TO BE DONE: Return the material below in full and exactly.

RECORDS PROVIDED:
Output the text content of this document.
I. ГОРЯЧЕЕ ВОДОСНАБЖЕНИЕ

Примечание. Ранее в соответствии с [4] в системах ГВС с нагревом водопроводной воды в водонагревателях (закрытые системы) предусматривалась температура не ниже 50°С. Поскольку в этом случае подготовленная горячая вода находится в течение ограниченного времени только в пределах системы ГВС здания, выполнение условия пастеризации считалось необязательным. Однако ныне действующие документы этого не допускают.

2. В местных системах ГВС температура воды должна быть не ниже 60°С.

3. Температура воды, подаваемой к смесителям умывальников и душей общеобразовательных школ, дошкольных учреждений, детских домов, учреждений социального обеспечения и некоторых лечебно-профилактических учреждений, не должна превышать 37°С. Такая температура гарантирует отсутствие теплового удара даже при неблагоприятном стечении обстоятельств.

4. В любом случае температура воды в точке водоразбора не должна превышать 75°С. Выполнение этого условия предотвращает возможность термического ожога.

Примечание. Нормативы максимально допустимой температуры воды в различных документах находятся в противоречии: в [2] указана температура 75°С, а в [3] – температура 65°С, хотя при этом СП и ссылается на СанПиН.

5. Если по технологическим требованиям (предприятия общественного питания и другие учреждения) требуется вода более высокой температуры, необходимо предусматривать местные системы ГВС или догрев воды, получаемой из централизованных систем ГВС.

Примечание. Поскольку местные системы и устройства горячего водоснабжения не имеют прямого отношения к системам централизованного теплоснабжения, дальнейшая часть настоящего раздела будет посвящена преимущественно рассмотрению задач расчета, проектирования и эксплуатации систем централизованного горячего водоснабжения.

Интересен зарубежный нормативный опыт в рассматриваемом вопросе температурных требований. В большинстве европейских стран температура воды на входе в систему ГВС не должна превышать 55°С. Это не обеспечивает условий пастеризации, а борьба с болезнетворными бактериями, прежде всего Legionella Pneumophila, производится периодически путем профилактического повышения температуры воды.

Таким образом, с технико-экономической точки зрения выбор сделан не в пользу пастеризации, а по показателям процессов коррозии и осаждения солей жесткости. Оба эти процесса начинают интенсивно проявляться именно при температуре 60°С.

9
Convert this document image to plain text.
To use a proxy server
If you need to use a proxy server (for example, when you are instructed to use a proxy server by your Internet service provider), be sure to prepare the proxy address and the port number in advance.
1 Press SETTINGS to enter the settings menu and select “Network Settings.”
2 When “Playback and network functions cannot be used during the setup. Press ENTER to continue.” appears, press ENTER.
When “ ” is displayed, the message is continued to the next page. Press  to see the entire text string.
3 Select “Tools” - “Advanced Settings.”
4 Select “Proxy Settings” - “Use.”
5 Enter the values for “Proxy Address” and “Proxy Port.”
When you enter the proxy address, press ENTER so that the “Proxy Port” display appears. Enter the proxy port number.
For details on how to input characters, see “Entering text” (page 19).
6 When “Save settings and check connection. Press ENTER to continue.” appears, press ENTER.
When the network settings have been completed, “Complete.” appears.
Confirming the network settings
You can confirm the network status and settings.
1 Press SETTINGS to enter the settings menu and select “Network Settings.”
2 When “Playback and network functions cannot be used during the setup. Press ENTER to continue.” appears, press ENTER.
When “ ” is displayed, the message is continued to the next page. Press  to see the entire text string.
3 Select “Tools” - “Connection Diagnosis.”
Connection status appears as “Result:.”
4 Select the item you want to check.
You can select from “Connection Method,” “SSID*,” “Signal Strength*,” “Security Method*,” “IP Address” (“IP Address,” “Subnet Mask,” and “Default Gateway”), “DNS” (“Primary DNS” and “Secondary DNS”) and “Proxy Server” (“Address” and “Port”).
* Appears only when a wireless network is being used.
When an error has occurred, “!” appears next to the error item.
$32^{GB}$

EXPECTED ANSWER:
Output the text content of this document.
I. ГОРЯЧЕЕ ВОДОСНАБЖЕНИЕ

Примечание. Ранее в соответствии с [4] в системах ГВС с нагревом водопроводной воды в водонагревателях (закрытые системы) предусматривалась температура не ниже 50°С. Поскольку в этом случае подготовленная горячая вода находится в течение ограниченного времени только в пределах системы ГВС здания, выполнение условия пастеризации считалось необязательным. Однако ныне действующие документы этого не допускают.

2. В местных системах ГВС температура воды должна быть не ниже 60°С.

3. Температура воды, подаваемой к смесителям умывальников и душей общеобразовательных школ, дошкольных учреждений, детских домов, учреждений социального обеспечения и некоторых лечебно-профилактических учреждений, не должна превышать 37°С. Такая температура гарантирует отсутствие теплового удара даже при неблагоприятном стечении обстоятельств.

4. В любом случае температура воды в точке водоразбора не должна превышать 75°С. Выполнение этого условия предотвращает возможность термического ожога.

Примечание. Нормативы максимально допустимой температуры воды в различных документах находятся в противоречии: в [2] указана температура 75°С, а в [3] – температура 65°С, хотя при этом СП и ссылается на СанПиН.

5. Если по технологическим требованиям (предприятия общественного питания и другие учреждения) требуется вода более высокой температуры, необходимо предусматривать местные системы ГВС или догрев воды, получаемой из централизованных систем ГВС.

Примечание. Поскольку местные системы и устройства горячего водоснабжения не имеют прямого отношения к системам централизованного теплоснабжения, дальнейшая часть настоящего раздела будет посвящена преимущественно рассмотрению задач расчета, проектирования и эксплуатации систем централизованного горячего водоснабжения.

Интересен зарубежный нормативный опыт в рассматриваемом вопросе температурных требований. В большинстве европейских стран температура воды на входе в систему ГВС не должна превышать 55°С. Это не обеспечивает условий пастеризации, а борьба с болезнетворными бактериями, прежде всего Legionella Pneumophila, производится периодически путем профилактического повышения температуры воды.

Таким образом, с технико-экономической точки зрения выбор сделан не в пользу пастеризации, а по показателям процессов коррозии и осаждения солей жесткости. Оба эти процесса начинают интенсивно проявляться именно при температуре 60°С.

9
Convert this document image to plain text.
To use a proxy server
If you need to use a proxy server (for example, when you are instructed to use a proxy server by your Internet service provider), be sure to prepare the proxy address and the port number in advance.
1 Press SETTINGS to enter the settings menu and select “Network Settings.”
2 When “Playback and network functions cannot be used during the setup. Press ENTER to continue.” appears, press ENTER.
When “ ” is displayed, the message is continued to the next page. Press  to see the entire text string.
3 Select “Tools” - “Advanced Settings.”
4 Select “Proxy Settings” - “Use.”
5 Enter the values for “Proxy Address” and “Proxy Port.”
When you enter the proxy address, press ENTER so that the “Proxy Port” display appears. Enter the proxy port number.
For details on how to input characters, see “Entering text” (page 19).
6 When “Save settings and check connection. Press ENTER to continue.” appears, press ENTER.
When the network settings have been completed, “Complete.” appears.
Confirming the network settings
You can confirm the network status and settings.
1 Press SETTINGS to enter the settings menu and select “Network Settings.”
2 When “Playback and network functions cannot be used during the setup. Press ENTER to continue.” appears, press ENTER.
When “ ” is displayed, the message is continued to the next page. Press  to see the entire text string.
3 Select “Tools” - “Connection Diagnosis.”
Connection status appears as “Result:.”
4 Select the item you want to check.
You can select from “Connection Method,” “SSID*,” “Signal Strength*,” “Security Method*,” “IP Address” (“IP Address,” “Subnet Mask,” and “Default Gateway”), “DNS” (“Primary DNS” and “Secondary DNS”) and “Proxy Server” (“Address” and “Port”).
* Appears only when a wireless network is being used.
When an error has occurred, “!” appears next to the error item.
$32^{GB}$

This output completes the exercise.